[Datos de ubicación de elementos]
════════════════════
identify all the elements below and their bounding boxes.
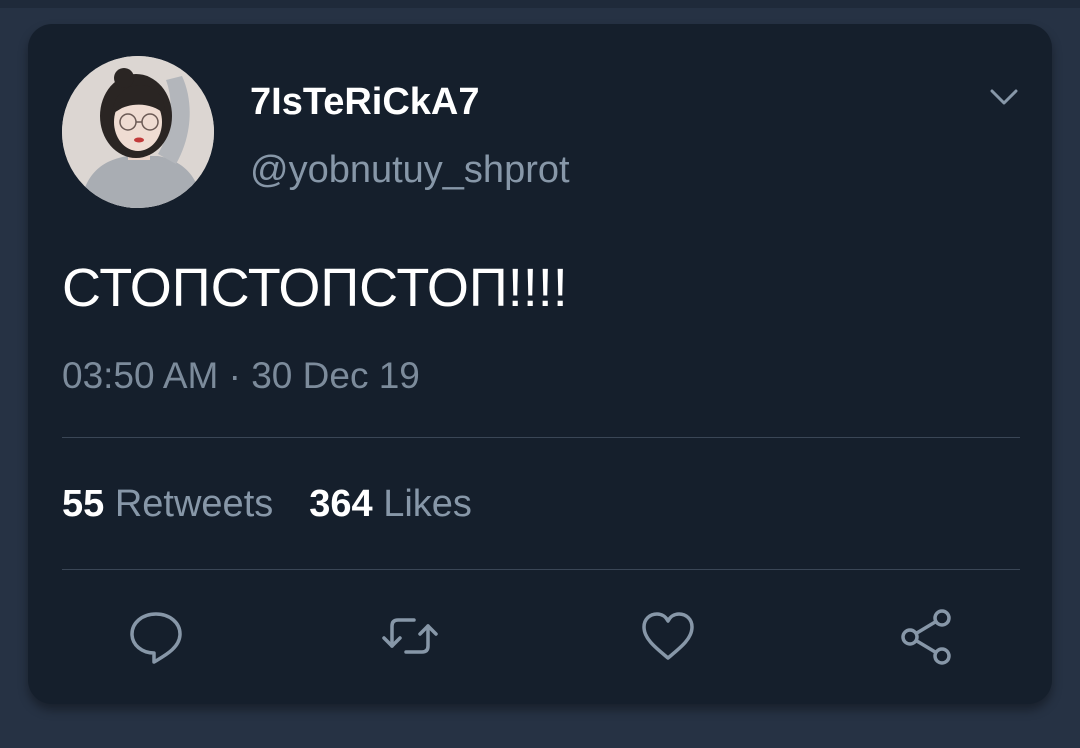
like-button[interactable] bbox=[638, 606, 698, 666]
retweet-icon bbox=[382, 618, 438, 654]
likes-stat[interactable]: 364 Likes bbox=[309, 482, 472, 526]
divider bbox=[62, 569, 1020, 570]
retweets-label: Retweets bbox=[114, 483, 274, 525]
user-handle[interactable]: @yobnutuy_shprot bbox=[250, 148, 570, 192]
top-strip bbox=[0, 0, 1080, 8]
retweets-stat[interactable]: 55 Retweets bbox=[62, 482, 273, 526]
tweet-timestamp: 03:50 AM · 30 Dec 19 bbox=[62, 355, 420, 396]
retweet-button[interactable] bbox=[380, 606, 440, 666]
retweets-count: 55 bbox=[62, 483, 105, 525]
comment-icon bbox=[130, 612, 182, 664]
tweet-stats: 55 Retweets 364 Likes bbox=[62, 482, 472, 526]
avatar-image bbox=[62, 56, 214, 208]
avatar[interactable] bbox=[62, 56, 214, 208]
chevron-down-icon[interactable] bbox=[986, 82, 1022, 112]
divider bbox=[62, 437, 1020, 438]
reply-button[interactable] bbox=[126, 606, 186, 666]
share-icon bbox=[901, 609, 951, 665]
tweet-text: СТОПСТОПСТОП!!!! bbox=[62, 258, 568, 318]
tweet-card: 7IsTeRiCkA7 @yobnutuy_shprot СТОПСТОПСТО… bbox=[28, 24, 1052, 704]
share-button[interactable] bbox=[896, 606, 956, 666]
display-name[interactable]: 7IsTeRiCkA7 bbox=[250, 80, 480, 124]
likes-label: Likes bbox=[383, 483, 472, 525]
heart-icon bbox=[642, 612, 694, 660]
likes-count: 364 bbox=[309, 483, 373, 525]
════════════════════
_Tarea a realizar_
¿Puedes volver a escribir todo, desde la línea que contiene "like-button[interactable] bbox=[638, 606, 698, 666]" hasta el final de los ítems, cambiando "divider" por "separator" y dejando lo demás igual?

_Resultado_
like-button[interactable] bbox=[638, 606, 698, 666]
retweet-icon bbox=[382, 618, 438, 654]
likes-stat[interactable]: 364 Likes bbox=[309, 482, 472, 526]
separator bbox=[62, 569, 1020, 570]
retweets-label: Retweets bbox=[114, 483, 274, 525]
user-handle[interactable]: @yobnutuy_shprot bbox=[250, 148, 570, 192]
top-strip bbox=[0, 0, 1080, 8]
retweets-stat[interactable]: 55 Retweets bbox=[62, 482, 273, 526]
tweet-timestamp: 03:50 AM · 30 Dec 19 bbox=[62, 355, 420, 396]
retweet-button[interactable] bbox=[380, 606, 440, 666]
retweets-count: 55 bbox=[62, 483, 105, 525]
comment-icon bbox=[130, 612, 182, 664]
tweet-stats: 55 Retweets 364 Likes bbox=[62, 482, 472, 526]
avatar-image bbox=[62, 56, 214, 208]
avatar[interactable] bbox=[62, 56, 214, 208]
chevron-down-icon[interactable] bbox=[986, 82, 1022, 112]
separator bbox=[62, 437, 1020, 438]
reply-button[interactable] bbox=[126, 606, 186, 666]
share-icon bbox=[901, 609, 951, 665]
tweet-text: СТОПСТОПСТОП!!!! bbox=[62, 258, 568, 318]
tweet-card: 7IsTeRiCkA7 @yobnutuy_shprot СТОПСТОПСТО… bbox=[28, 24, 1052, 704]
share-button[interactable] bbox=[896, 606, 956, 666]
display-name[interactable]: 7IsTeRiCkA7 bbox=[250, 80, 480, 124]
likes-label: Likes bbox=[383, 483, 472, 525]
heart-icon bbox=[642, 612, 694, 660]
likes-count: 364 bbox=[309, 483, 373, 525]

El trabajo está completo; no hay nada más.